(INFORMATION GIVEN)
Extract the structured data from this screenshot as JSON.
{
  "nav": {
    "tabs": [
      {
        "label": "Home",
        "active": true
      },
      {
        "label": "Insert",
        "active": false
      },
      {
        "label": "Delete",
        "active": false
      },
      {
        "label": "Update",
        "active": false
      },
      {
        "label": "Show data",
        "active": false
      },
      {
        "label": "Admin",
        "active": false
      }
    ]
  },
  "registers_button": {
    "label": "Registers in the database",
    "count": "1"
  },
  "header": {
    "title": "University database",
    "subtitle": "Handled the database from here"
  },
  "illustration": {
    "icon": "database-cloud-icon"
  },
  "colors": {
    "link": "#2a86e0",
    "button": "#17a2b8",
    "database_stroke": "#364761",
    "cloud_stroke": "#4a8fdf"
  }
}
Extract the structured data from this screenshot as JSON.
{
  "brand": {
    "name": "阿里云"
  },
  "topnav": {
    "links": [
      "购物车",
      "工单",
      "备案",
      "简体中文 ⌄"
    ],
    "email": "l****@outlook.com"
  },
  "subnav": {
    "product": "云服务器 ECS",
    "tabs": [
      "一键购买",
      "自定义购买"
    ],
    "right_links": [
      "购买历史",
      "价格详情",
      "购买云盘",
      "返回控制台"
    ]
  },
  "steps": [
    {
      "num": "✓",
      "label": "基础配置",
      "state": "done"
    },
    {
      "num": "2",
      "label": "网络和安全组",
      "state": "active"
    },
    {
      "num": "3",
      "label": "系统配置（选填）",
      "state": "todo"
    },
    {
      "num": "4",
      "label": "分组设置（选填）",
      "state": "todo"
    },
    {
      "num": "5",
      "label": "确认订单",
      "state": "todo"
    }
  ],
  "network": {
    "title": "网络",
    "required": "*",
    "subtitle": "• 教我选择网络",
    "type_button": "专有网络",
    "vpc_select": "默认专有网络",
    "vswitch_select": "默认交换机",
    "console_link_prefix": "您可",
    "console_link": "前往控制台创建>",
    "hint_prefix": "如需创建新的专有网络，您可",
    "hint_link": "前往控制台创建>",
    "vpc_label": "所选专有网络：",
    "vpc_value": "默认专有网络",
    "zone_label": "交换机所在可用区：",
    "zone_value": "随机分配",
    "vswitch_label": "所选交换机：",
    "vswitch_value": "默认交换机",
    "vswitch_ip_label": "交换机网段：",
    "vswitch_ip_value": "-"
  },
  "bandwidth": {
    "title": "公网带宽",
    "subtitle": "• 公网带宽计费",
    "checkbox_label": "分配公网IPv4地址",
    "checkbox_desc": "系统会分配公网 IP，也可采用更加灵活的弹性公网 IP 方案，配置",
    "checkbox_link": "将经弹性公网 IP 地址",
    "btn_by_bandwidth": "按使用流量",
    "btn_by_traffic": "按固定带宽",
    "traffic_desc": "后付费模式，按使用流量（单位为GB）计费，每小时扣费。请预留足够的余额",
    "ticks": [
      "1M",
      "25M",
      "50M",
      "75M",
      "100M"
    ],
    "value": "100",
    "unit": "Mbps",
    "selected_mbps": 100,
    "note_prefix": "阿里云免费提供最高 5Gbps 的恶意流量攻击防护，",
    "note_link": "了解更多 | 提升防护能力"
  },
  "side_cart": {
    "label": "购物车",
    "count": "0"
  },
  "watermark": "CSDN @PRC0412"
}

(TASK BRIEF) From the data above, copy each line that has the string "subtitle".

(OUTPUT BELOW)
    "subtitle": "Handled the database from here"
    "subtitle": "• 教我选择网络",
    "subtitle": "• 公网带宽计费",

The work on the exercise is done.